▸ Instructions to follow: Each line containing the word "приоритетных" must be reported.

▸ Collected data entries:
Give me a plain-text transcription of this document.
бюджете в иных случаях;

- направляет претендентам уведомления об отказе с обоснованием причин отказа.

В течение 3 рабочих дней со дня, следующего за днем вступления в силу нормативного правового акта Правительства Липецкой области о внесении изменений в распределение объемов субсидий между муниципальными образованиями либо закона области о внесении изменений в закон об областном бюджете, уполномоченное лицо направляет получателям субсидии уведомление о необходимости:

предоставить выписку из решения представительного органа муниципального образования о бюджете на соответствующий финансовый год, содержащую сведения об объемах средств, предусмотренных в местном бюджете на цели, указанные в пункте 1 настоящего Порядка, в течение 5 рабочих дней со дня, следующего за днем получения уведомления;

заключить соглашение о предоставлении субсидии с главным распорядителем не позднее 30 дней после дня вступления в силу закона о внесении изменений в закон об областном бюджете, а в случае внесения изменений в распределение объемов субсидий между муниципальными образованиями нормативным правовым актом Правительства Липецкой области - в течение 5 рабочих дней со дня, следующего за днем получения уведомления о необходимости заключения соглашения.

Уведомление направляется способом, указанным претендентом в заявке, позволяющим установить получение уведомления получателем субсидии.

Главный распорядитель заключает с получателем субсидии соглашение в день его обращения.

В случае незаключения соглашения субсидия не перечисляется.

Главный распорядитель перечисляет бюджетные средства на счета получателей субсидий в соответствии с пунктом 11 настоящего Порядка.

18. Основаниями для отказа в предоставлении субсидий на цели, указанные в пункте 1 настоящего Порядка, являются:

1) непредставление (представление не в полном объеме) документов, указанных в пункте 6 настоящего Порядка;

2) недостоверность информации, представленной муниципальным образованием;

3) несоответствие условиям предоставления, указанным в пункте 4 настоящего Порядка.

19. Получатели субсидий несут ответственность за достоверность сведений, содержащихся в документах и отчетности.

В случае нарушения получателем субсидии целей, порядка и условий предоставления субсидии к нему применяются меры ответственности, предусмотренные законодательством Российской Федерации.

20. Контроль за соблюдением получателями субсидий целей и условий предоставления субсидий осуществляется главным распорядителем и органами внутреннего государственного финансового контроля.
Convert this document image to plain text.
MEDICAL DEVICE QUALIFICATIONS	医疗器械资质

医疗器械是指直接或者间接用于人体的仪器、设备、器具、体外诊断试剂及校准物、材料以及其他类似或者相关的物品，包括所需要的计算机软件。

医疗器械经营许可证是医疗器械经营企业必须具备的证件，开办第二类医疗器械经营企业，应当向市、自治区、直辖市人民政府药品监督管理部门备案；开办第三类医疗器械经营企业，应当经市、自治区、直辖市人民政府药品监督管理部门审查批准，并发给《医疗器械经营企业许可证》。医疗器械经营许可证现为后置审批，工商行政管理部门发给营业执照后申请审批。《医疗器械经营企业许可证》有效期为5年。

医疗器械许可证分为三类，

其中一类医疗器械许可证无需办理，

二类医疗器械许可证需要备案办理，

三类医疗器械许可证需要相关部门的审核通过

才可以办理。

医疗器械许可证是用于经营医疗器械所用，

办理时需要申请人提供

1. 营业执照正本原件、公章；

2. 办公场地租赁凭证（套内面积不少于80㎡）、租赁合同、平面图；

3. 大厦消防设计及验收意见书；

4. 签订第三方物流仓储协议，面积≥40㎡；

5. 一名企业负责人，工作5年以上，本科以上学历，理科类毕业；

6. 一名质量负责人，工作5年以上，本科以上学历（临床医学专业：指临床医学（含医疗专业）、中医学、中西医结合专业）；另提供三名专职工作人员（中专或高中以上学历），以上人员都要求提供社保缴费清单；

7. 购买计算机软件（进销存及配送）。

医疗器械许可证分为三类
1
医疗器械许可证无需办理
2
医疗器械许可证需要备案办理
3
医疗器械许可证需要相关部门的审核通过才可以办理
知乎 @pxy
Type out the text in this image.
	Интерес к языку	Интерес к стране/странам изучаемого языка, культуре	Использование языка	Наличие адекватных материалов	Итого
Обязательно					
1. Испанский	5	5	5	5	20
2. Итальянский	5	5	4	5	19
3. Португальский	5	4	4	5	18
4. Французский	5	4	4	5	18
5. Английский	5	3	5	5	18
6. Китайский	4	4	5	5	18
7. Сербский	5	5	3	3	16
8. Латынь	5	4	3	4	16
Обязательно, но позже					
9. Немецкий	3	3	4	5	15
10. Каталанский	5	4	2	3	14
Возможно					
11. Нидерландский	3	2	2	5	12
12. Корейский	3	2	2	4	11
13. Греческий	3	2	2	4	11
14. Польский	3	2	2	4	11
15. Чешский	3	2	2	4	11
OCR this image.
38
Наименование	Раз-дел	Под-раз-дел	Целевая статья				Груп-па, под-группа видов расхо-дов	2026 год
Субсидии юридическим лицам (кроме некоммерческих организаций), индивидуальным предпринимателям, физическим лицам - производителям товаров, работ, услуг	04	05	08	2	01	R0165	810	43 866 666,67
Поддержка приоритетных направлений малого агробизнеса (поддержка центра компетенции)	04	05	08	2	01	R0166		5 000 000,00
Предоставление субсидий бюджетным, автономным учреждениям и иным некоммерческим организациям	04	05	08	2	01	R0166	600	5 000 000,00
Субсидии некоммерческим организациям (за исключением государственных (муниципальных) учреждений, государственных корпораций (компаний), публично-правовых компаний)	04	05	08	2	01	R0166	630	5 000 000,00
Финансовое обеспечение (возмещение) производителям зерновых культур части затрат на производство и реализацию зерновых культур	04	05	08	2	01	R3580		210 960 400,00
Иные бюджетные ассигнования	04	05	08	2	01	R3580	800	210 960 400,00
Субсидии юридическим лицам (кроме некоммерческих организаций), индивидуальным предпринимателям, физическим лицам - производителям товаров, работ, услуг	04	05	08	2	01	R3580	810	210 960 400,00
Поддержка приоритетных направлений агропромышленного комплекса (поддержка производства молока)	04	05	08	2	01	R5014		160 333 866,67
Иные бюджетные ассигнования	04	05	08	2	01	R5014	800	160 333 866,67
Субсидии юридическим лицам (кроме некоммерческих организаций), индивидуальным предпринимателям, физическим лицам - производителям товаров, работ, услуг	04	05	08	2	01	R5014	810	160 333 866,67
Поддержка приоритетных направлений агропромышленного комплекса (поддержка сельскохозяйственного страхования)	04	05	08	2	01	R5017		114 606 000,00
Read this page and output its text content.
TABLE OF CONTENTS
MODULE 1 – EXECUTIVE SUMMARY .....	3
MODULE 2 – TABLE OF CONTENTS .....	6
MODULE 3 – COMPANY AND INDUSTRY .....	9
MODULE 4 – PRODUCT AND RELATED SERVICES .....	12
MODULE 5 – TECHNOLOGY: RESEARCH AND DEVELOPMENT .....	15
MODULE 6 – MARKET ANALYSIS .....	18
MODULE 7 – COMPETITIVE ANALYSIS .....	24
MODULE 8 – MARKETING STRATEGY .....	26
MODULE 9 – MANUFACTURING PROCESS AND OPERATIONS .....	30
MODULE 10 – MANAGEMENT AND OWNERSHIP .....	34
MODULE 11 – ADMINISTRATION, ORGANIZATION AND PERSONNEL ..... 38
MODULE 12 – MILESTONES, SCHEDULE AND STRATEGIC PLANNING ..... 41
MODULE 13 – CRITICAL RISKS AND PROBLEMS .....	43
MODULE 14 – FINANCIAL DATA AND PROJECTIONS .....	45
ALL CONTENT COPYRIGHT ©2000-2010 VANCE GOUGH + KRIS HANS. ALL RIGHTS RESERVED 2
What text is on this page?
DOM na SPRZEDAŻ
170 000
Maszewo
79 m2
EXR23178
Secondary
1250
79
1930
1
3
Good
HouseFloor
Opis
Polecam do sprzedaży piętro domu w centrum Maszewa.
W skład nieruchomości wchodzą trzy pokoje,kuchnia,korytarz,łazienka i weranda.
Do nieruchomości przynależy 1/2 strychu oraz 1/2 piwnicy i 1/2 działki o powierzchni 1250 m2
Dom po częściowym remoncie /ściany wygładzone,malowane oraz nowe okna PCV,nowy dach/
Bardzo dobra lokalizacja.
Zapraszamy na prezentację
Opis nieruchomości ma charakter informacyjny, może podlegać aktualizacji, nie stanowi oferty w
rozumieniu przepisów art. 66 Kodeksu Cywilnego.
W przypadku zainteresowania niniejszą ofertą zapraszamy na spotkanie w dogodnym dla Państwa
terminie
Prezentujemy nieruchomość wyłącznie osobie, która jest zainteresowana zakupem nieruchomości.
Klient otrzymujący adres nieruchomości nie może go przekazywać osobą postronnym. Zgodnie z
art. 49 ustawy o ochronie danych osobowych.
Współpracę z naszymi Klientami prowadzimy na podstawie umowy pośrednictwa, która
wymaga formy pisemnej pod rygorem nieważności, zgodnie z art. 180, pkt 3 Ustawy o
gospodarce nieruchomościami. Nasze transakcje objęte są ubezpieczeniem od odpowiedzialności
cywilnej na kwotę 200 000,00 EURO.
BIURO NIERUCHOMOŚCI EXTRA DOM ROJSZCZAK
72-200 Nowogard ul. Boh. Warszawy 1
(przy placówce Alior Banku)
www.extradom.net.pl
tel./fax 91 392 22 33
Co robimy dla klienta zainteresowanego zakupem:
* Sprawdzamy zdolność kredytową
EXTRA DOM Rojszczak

▸ Written response:
Поддержка приоритетных направлений малого агробизнеса (поддержка центра компетенции)	04	05	08	2	01	R0166		5 000 000,00
Поддержка приоритетных направлений агропромышленного комплекса (поддержка производства молока)	04	05	08	2	01	R5014		160 333 866,67
Поддержка приоритетных направлений агропромышленного комплекса (поддержка сельскохозяйственного страхования)	04	05	08	2	01	R5017		114 606 000,00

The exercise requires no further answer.